STATED EXERCISE.
Keep every line where the word "Prize" appears; drop the rest.

(Data entries for graphics)
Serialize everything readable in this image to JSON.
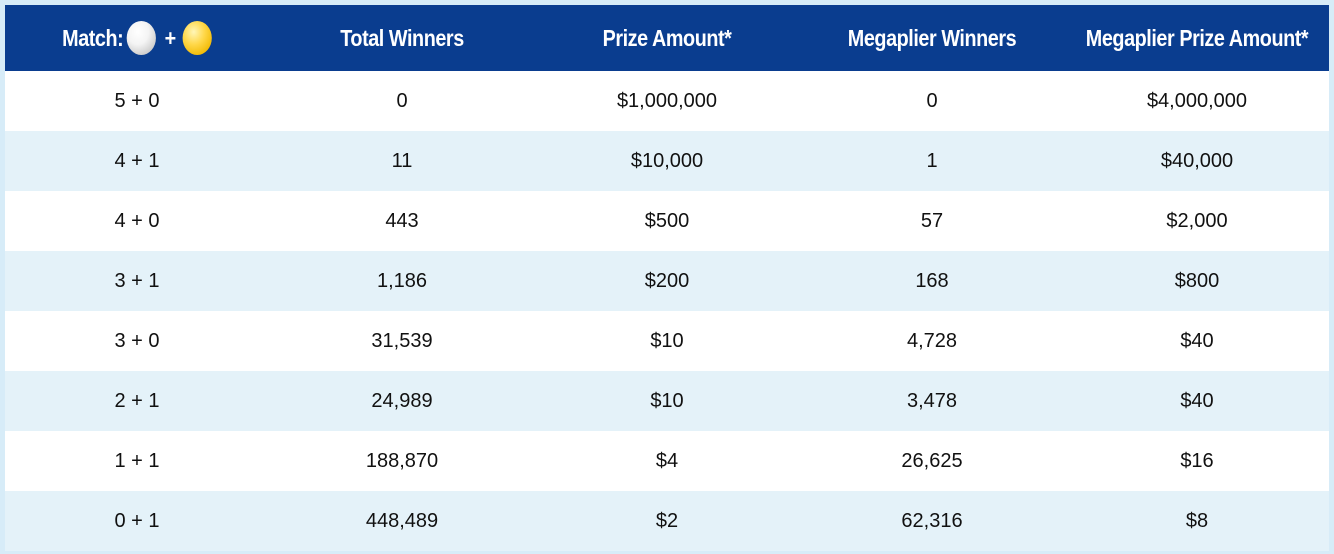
{
  "header": {
    "match_label": "Match:",
    "plus": "+",
    "total_winners": "Total Winners",
    "prize_amount": "Prize Amount*",
    "megaplier_winners": "Megaplier Winners",
    "megaplier_prize_amount": "Megaplier Prize Amount*",
    "ball_icons": [
      "white-ball-icon",
      "gold-megaball-icon"
    ]
  },
  "colors": {
    "header_bg": "#0a3d8f",
    "header_text": "#ffffff",
    "row_alt": "#e4f2f9",
    "row": "#ffffff",
    "frame": "#d7ecf8"
  },
  "rows": [
    [
      "5 + 0",
      "0",
      "$1,000,000",
      "0",
      "$4,000,000"
    ],
    [
      "4 + 1",
      "11",
      "$10,000",
      "1",
      "$40,000"
    ],
    [
      "4 + 0",
      "443",
      "$500",
      "57",
      "$2,000"
    ],
    [
      "3 + 1",
      "1,186",
      "$200",
      "168",
      "$800"
    ],
    [
      "3 + 0",
      "31,539",
      "$10",
      "4,728",
      "$40"
    ],
    [
      "2 + 1",
      "24,989",
      "$10",
      "3,478",
      "$40"
    ],
    [
      "1 + 1",
      "188,870",
      "$4",
      "26,625",
      "$16"
    ],
    [
      "0 + 1",
      "448,489",
      "$2",
      "62,316",
      "$8"
    ]
  ]
}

RESPONSE TO THIS EXERCISE.
    "prize_amount": "Prize Amount*",
    "megaplier_prize_amount": "Megaplier Prize Amount*",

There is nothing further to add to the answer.